Extracted data entries
════════════════════

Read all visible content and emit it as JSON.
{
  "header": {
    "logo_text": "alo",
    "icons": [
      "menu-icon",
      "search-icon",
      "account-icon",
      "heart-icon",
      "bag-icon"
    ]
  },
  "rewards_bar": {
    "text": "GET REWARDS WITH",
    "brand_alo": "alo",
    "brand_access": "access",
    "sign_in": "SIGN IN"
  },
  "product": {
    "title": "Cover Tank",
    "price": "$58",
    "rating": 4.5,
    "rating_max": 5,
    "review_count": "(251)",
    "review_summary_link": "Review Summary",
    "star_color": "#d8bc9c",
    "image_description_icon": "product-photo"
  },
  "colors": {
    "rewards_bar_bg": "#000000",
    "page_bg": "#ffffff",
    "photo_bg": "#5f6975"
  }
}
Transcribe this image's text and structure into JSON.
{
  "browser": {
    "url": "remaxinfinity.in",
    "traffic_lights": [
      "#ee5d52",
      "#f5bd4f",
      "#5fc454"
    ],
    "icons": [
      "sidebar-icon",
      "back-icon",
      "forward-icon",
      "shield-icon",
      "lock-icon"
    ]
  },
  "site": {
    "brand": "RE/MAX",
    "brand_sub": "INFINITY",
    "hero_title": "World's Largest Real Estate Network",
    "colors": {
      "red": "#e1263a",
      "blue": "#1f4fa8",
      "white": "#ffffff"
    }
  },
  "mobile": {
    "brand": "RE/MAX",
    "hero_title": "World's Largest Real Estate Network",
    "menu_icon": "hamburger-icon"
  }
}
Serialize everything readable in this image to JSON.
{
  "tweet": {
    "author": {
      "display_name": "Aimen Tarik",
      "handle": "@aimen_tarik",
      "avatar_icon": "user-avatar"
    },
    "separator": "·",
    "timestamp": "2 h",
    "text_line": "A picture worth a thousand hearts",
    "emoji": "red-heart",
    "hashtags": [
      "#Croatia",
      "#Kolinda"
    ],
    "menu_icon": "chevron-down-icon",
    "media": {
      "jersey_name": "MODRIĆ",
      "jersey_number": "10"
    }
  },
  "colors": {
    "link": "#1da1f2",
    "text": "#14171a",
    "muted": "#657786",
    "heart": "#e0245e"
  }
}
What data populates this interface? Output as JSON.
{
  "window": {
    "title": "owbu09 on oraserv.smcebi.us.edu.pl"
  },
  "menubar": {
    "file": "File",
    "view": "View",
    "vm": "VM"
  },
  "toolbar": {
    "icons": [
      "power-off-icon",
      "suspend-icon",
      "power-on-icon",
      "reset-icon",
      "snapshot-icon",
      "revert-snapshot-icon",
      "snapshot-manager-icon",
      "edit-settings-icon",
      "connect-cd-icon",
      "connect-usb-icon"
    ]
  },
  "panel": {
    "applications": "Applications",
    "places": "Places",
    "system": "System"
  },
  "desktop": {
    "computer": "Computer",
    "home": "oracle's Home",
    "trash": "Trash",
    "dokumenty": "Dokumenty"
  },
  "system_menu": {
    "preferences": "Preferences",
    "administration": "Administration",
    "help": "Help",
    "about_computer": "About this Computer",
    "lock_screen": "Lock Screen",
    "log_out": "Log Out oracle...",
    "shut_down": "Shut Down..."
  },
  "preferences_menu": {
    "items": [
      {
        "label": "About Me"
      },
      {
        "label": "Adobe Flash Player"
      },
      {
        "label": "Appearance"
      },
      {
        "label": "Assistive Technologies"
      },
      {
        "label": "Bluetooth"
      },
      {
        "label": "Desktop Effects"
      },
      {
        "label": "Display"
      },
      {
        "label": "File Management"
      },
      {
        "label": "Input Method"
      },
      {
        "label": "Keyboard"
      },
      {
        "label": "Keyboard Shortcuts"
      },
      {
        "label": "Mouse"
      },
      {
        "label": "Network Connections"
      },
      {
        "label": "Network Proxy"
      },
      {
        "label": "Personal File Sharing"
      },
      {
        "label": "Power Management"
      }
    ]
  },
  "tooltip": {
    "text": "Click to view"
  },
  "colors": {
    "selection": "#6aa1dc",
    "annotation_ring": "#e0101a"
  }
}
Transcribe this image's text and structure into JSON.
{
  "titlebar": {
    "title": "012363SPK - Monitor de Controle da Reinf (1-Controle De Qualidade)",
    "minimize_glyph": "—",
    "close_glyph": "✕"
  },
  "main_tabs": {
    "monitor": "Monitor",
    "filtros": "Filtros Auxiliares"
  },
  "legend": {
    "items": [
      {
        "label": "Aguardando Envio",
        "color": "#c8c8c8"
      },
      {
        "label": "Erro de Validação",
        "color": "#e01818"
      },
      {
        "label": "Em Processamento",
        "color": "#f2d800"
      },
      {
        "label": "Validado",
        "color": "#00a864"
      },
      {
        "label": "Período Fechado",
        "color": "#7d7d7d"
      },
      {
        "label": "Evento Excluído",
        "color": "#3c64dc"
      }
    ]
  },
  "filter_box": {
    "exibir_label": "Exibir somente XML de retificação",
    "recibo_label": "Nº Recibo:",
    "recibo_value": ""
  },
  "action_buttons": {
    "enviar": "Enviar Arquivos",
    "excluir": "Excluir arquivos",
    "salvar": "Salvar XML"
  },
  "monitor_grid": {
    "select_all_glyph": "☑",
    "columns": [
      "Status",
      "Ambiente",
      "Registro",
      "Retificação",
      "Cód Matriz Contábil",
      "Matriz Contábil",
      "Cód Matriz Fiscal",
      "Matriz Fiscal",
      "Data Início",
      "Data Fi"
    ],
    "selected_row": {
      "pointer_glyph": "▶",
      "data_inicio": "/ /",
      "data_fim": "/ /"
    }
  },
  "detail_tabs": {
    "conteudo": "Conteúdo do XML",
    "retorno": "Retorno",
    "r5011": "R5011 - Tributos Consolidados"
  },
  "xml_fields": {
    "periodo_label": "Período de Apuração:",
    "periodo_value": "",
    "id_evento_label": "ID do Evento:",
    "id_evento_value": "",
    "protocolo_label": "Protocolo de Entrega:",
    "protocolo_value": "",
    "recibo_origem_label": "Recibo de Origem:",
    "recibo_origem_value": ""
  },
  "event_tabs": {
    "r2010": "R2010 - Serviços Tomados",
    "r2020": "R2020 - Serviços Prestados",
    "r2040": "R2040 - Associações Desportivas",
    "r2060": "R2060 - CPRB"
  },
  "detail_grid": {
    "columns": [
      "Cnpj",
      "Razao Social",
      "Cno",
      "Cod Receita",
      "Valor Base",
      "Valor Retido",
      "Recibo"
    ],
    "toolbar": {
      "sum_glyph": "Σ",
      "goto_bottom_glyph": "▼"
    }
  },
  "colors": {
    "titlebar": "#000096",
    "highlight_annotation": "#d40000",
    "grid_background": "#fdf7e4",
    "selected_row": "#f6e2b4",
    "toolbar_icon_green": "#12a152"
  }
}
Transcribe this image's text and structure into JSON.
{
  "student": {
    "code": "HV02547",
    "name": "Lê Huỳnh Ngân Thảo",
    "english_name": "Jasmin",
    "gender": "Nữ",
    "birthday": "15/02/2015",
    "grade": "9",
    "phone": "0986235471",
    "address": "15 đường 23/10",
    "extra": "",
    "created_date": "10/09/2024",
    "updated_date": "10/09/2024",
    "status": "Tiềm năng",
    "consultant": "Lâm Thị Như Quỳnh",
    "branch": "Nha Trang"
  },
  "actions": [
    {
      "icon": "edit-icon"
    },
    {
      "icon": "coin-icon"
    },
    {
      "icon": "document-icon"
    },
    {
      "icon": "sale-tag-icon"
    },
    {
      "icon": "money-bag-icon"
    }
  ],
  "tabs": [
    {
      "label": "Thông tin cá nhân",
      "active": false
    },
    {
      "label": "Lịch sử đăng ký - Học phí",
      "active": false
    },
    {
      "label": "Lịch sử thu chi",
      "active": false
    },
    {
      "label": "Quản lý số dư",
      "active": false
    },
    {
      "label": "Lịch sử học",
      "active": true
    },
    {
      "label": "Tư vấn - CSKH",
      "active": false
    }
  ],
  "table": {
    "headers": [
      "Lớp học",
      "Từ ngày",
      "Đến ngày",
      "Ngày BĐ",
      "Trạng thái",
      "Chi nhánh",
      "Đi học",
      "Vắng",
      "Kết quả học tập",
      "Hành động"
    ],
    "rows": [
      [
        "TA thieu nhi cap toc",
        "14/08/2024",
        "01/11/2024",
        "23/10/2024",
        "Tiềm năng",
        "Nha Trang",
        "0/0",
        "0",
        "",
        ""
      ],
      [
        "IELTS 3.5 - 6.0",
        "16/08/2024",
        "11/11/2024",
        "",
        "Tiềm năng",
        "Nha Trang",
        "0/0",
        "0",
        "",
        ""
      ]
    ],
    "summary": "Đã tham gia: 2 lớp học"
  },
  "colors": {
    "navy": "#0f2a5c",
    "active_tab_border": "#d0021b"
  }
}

════════════════════

• **WHAT THE TASK REQUIRES**
Within the data above, pick out all lines holding the word "oracle".

• **SOLUTION TO THE PROBLEM**
    "home": "oracle's Home",
    "log_out": "Log Out oracle...",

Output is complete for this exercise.